- PROBLEM REQUIREMENTS:
Nothing in the data should change when you return it, but leave the pictures out.

- RECORDS SHOWN:

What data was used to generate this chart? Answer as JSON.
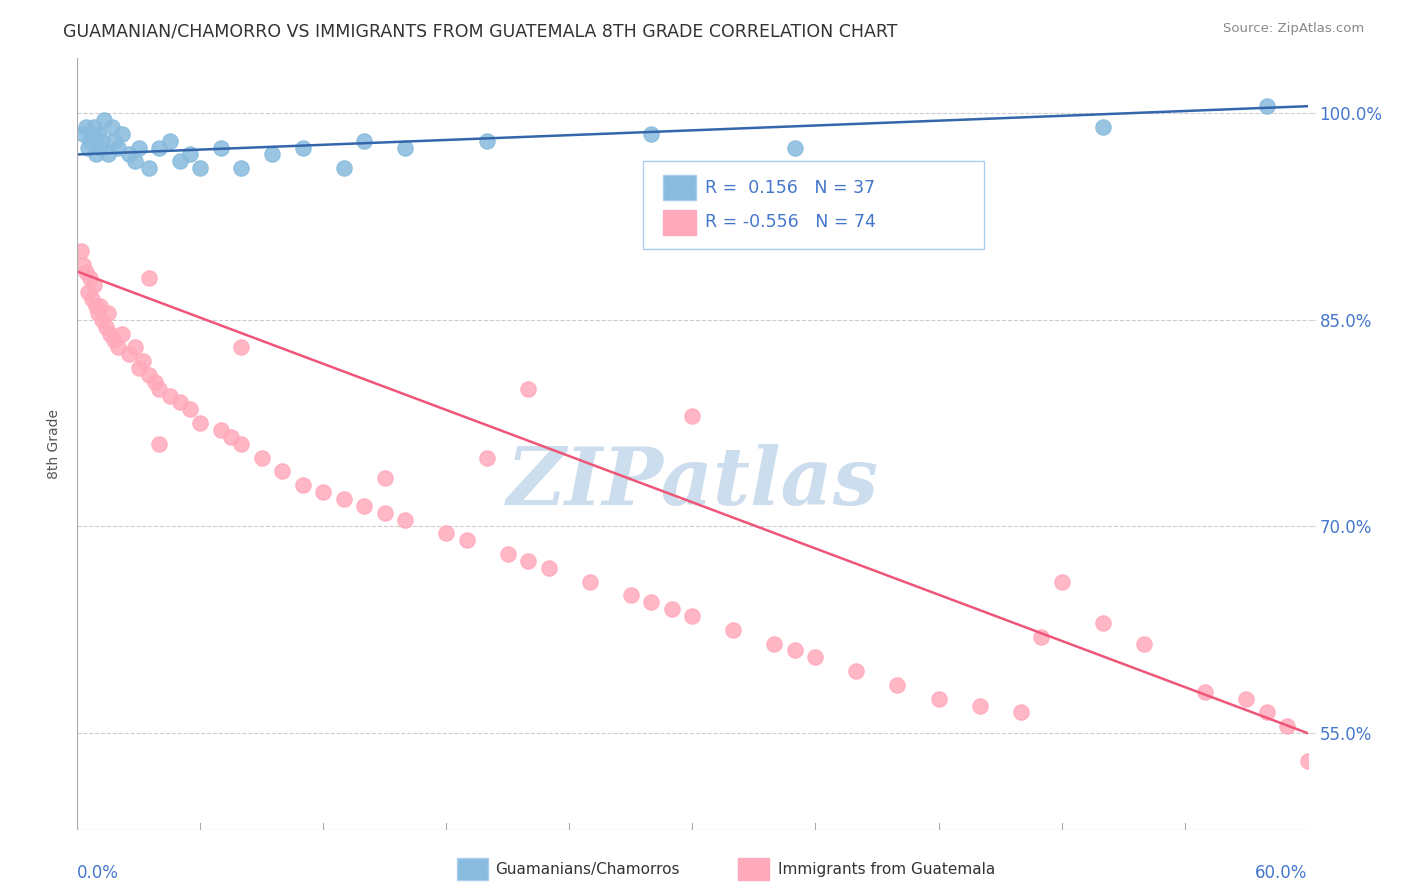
{
  "title": "GUAMANIAN/CHAMORRO VS IMMIGRANTS FROM GUATEMALA 8TH GRADE CORRELATION CHART",
  "source": "Source: ZipAtlas.com",
  "ylabel": "8th Grade",
  "yticks": [
    55.0,
    70.0,
    85.0,
    100.0
  ],
  "ytick_labels": [
    "55.0%",
    "70.0%",
    "85.0%",
    "100.0%"
  ],
  "xmin": 0.0,
  "xmax": 60.0,
  "ymin": 48.0,
  "ymax": 104.0,
  "blue_R": 0.156,
  "blue_N": 37,
  "pink_R": -0.556,
  "pink_N": 74,
  "blue_color": "#88bbdd",
  "pink_color": "#ffaabb",
  "blue_line_color": "#3366aa",
  "pink_line_color": "#ee5577",
  "legend_label_blue": "Guamanians/Chamorros",
  "legend_label_pink": "Immigrants from Guatemala",
  "watermark": "ZIPatlas",
  "watermark_color": "#ccdded",
  "blue_line_y0": 97.0,
  "blue_line_y1": 100.5,
  "pink_line_y0": 88.5,
  "pink_line_y1": 55.0,
  "blue_x": [
    0.3,
    0.4,
    0.5,
    0.6,
    0.7,
    0.8,
    0.9,
    1.0,
    1.1,
    1.2,
    1.3,
    1.5,
    1.7,
    1.8,
    2.0,
    2.2,
    2.5,
    2.8,
    3.0,
    3.5,
    4.0,
    4.5,
    5.0,
    5.5,
    6.0,
    7.0,
    8.0,
    9.5,
    11.0,
    13.0,
    14.0,
    16.0,
    20.0,
    28.0,
    35.0,
    50.0,
    58.0
  ],
  "blue_y": [
    98.5,
    99.0,
    97.5,
    98.0,
    98.5,
    99.0,
    97.0,
    98.5,
    97.5,
    98.0,
    99.5,
    97.0,
    99.0,
    98.0,
    97.5,
    98.5,
    97.0,
    96.5,
    97.5,
    96.0,
    97.5,
    98.0,
    96.5,
    97.0,
    96.0,
    97.5,
    96.0,
    97.0,
    97.5,
    96.0,
    98.0,
    97.5,
    98.0,
    98.5,
    97.5,
    99.0,
    100.5
  ],
  "pink_x": [
    0.2,
    0.3,
    0.4,
    0.5,
    0.6,
    0.7,
    0.8,
    0.9,
    1.0,
    1.1,
    1.2,
    1.4,
    1.5,
    1.6,
    1.8,
    2.0,
    2.2,
    2.5,
    2.8,
    3.0,
    3.2,
    3.5,
    3.8,
    4.0,
    4.5,
    5.0,
    5.5,
    6.0,
    7.0,
    7.5,
    8.0,
    9.0,
    10.0,
    11.0,
    12.0,
    13.0,
    14.0,
    15.0,
    16.0,
    18.0,
    19.0,
    21.0,
    22.0,
    23.0,
    25.0,
    27.0,
    28.0,
    29.0,
    30.0,
    32.0,
    34.0,
    35.0,
    36.0,
    38.0,
    40.0,
    42.0,
    44.0,
    46.0,
    47.0,
    48.0,
    50.0,
    52.0,
    55.0,
    57.0,
    58.0,
    59.0,
    60.0,
    30.0,
    22.0,
    8.0,
    20.0,
    15.0,
    3.5,
    4.0
  ],
  "pink_y": [
    90.0,
    89.0,
    88.5,
    87.0,
    88.0,
    86.5,
    87.5,
    86.0,
    85.5,
    86.0,
    85.0,
    84.5,
    85.5,
    84.0,
    83.5,
    83.0,
    84.0,
    82.5,
    83.0,
    81.5,
    82.0,
    81.0,
    80.5,
    80.0,
    79.5,
    79.0,
    78.5,
    77.5,
    77.0,
    76.5,
    76.0,
    75.0,
    74.0,
    73.0,
    72.5,
    72.0,
    71.5,
    71.0,
    70.5,
    69.5,
    69.0,
    68.0,
    67.5,
    67.0,
    66.0,
    65.0,
    64.5,
    64.0,
    63.5,
    62.5,
    61.5,
    61.0,
    60.5,
    59.5,
    58.5,
    57.5,
    57.0,
    56.5,
    62.0,
    66.0,
    63.0,
    61.5,
    58.0,
    57.5,
    56.5,
    55.5,
    53.0,
    78.0,
    80.0,
    83.0,
    75.0,
    73.5,
    88.0,
    76.0
  ]
}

- THE REPLY:
What data was used to generate this chart? Answer as JSON.
{
  "title": "GUAMANIAN/CHAMORRO VS IMMIGRANTS FROM GUATEMALA 8TH GRADE CORRELATION CHART",
  "source": "Source: ZipAtlas.com",
  "ylabel": "8th Grade",
  "yticks": [
    55.0,
    70.0,
    85.0,
    100.0
  ],
  "ytick_labels": [
    "55.0%",
    "70.0%",
    "85.0%",
    "100.0%"
  ],
  "xmin": 0.0,
  "xmax": 60.0,
  "ymin": 48.0,
  "ymax": 104.0,
  "blue_R": 0.156,
  "blue_N": 37,
  "pink_R": -0.556,
  "pink_N": 74,
  "blue_color": "#88bbdd",
  "pink_color": "#ffaabb",
  "blue_line_color": "#3366aa",
  "pink_line_color": "#ee5577",
  "legend_label_blue": "Guamanians/Chamorros",
  "legend_label_pink": "Immigrants from Guatemala",
  "watermark": "ZIPatlas",
  "watermark_color": "#ccdded",
  "blue_line_y0": 97.0,
  "blue_line_y1": 100.5,
  "pink_line_y0": 88.5,
  "pink_line_y1": 55.0,
  "blue_x": [
    0.3,
    0.4,
    0.5,
    0.6,
    0.7,
    0.8,
    0.9,
    1.0,
    1.1,
    1.2,
    1.3,
    1.5,
    1.7,
    1.8,
    2.0,
    2.2,
    2.5,
    2.8,
    3.0,
    3.5,
    4.0,
    4.5,
    5.0,
    5.5,
    6.0,
    7.0,
    8.0,
    9.5,
    11.0,
    13.0,
    14.0,
    16.0,
    20.0,
    28.0,
    35.0,
    50.0,
    58.0
  ],
  "blue_y": [
    98.5,
    99.0,
    97.5,
    98.0,
    98.5,
    99.0,
    97.0,
    98.5,
    97.5,
    98.0,
    99.5,
    97.0,
    99.0,
    98.0,
    97.5,
    98.5,
    97.0,
    96.5,
    97.5,
    96.0,
    97.5,
    98.0,
    96.5,
    97.0,
    96.0,
    97.5,
    96.0,
    97.0,
    97.5,
    96.0,
    98.0,
    97.5,
    98.0,
    98.5,
    97.5,
    99.0,
    100.5
  ],
  "pink_x": [
    0.2,
    0.3,
    0.4,
    0.5,
    0.6,
    0.7,
    0.8,
    0.9,
    1.0,
    1.1,
    1.2,
    1.4,
    1.5,
    1.6,
    1.8,
    2.0,
    2.2,
    2.5,
    2.8,
    3.0,
    3.2,
    3.5,
    3.8,
    4.0,
    4.5,
    5.0,
    5.5,
    6.0,
    7.0,
    7.5,
    8.0,
    9.0,
    10.0,
    11.0,
    12.0,
    13.0,
    14.0,
    15.0,
    16.0,
    18.0,
    19.0,
    21.0,
    22.0,
    23.0,
    25.0,
    27.0,
    28.0,
    29.0,
    30.0,
    32.0,
    34.0,
    35.0,
    36.0,
    38.0,
    40.0,
    42.0,
    44.0,
    46.0,
    47.0,
    48.0,
    50.0,
    52.0,
    55.0,
    57.0,
    58.0,
    59.0,
    60.0,
    30.0,
    22.0,
    8.0,
    20.0,
    15.0,
    3.5,
    4.0
  ],
  "pink_y": [
    90.0,
    89.0,
    88.5,
    87.0,
    88.0,
    86.5,
    87.5,
    86.0,
    85.5,
    86.0,
    85.0,
    84.5,
    85.5,
    84.0,
    83.5,
    83.0,
    84.0,
    82.5,
    83.0,
    81.5,
    82.0,
    81.0,
    80.5,
    80.0,
    79.5,
    79.0,
    78.5,
    77.5,
    77.0,
    76.5,
    76.0,
    75.0,
    74.0,
    73.0,
    72.5,
    72.0,
    71.5,
    71.0,
    70.5,
    69.5,
    69.0,
    68.0,
    67.5,
    67.0,
    66.0,
    65.0,
    64.5,
    64.0,
    63.5,
    62.5,
    61.5,
    61.0,
    60.5,
    59.5,
    58.5,
    57.5,
    57.0,
    56.5,
    62.0,
    66.0,
    63.0,
    61.5,
    58.0,
    57.5,
    56.5,
    55.5,
    53.0,
    78.0,
    80.0,
    83.0,
    75.0,
    73.5,
    88.0,
    76.0
  ]
}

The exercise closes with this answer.